START

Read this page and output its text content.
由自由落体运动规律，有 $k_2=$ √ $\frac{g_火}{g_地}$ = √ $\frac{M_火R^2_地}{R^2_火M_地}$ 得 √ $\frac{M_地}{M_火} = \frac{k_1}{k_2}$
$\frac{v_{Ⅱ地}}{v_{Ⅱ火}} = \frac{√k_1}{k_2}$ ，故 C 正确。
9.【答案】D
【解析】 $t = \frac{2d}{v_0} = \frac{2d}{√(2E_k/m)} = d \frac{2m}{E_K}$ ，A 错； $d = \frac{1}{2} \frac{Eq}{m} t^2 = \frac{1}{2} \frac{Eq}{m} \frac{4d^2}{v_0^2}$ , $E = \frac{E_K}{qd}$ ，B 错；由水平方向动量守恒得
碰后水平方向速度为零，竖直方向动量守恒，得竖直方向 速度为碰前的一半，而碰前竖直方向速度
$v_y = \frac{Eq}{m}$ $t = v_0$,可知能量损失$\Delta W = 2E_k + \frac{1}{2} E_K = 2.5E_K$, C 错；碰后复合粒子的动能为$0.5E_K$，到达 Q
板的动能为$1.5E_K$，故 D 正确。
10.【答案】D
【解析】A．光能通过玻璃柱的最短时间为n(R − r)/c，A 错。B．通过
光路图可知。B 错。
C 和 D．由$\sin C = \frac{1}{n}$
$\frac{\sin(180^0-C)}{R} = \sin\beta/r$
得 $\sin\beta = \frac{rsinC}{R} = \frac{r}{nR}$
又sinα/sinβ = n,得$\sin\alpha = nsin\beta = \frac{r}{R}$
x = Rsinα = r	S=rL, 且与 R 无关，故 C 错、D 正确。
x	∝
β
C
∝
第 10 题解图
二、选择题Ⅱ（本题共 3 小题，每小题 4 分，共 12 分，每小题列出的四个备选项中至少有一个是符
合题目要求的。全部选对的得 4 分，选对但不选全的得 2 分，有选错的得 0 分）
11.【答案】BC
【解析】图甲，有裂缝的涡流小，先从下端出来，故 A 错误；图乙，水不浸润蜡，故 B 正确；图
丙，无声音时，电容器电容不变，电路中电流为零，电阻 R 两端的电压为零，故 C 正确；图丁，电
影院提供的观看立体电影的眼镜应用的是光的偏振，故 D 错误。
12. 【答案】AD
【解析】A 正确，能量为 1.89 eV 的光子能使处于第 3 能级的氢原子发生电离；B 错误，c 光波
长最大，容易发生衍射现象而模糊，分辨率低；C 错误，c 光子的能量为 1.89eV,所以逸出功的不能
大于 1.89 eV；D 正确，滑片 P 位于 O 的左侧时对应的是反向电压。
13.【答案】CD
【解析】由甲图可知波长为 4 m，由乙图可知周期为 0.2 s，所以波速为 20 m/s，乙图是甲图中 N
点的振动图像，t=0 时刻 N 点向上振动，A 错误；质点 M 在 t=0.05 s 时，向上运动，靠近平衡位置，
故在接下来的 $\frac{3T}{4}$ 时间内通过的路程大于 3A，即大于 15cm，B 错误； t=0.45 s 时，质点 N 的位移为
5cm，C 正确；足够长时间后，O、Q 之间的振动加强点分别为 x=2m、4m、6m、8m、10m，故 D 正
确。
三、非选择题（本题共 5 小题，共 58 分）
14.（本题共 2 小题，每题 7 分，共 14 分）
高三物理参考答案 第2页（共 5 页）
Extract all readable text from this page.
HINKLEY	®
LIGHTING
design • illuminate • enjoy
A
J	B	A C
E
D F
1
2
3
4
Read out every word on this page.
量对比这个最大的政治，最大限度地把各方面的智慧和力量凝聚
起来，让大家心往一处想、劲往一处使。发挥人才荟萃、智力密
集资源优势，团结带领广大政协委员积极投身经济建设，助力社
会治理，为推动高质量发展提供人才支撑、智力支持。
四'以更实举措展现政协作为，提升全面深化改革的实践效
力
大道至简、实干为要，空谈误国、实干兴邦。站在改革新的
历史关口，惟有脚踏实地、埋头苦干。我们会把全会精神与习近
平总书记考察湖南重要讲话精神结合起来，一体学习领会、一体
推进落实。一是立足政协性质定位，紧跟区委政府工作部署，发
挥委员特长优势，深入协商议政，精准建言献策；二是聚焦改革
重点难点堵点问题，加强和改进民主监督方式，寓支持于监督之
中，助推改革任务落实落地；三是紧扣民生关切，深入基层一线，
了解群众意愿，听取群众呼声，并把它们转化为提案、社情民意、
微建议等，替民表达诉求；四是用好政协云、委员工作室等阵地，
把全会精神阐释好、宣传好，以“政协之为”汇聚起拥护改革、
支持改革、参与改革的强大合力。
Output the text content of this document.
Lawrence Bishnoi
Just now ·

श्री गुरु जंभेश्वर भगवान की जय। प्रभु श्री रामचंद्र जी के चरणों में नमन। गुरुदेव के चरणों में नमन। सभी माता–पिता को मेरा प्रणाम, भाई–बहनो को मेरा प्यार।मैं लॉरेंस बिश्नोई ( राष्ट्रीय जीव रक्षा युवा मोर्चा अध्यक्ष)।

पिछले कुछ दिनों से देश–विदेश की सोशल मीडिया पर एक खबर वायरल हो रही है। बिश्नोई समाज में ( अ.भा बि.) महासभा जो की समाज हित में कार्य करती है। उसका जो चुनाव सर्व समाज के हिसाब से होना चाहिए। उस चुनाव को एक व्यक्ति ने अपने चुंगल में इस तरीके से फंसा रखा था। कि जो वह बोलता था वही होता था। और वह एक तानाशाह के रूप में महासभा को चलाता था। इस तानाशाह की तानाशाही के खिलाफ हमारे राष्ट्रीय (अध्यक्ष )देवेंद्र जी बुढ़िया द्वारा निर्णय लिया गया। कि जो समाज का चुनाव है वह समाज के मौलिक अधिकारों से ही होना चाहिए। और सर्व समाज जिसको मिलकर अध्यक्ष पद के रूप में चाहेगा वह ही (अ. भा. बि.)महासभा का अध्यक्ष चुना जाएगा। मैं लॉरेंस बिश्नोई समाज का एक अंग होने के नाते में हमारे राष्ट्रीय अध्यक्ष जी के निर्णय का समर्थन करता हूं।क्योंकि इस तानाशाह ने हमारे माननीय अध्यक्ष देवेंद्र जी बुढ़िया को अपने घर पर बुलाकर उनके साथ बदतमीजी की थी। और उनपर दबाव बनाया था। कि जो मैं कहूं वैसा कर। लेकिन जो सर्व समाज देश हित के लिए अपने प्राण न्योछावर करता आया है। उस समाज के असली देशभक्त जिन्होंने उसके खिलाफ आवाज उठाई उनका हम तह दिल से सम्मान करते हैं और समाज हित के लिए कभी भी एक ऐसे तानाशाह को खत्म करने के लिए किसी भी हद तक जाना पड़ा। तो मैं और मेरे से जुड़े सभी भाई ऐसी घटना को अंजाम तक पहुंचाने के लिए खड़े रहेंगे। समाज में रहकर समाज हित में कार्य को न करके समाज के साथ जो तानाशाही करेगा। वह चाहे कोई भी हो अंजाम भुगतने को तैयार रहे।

END

Stated task: Each line holding "page" must be found and copied.

Full solution:
Read this page and output its text content.
Extract all readable text from this page.
Read out every word on this page.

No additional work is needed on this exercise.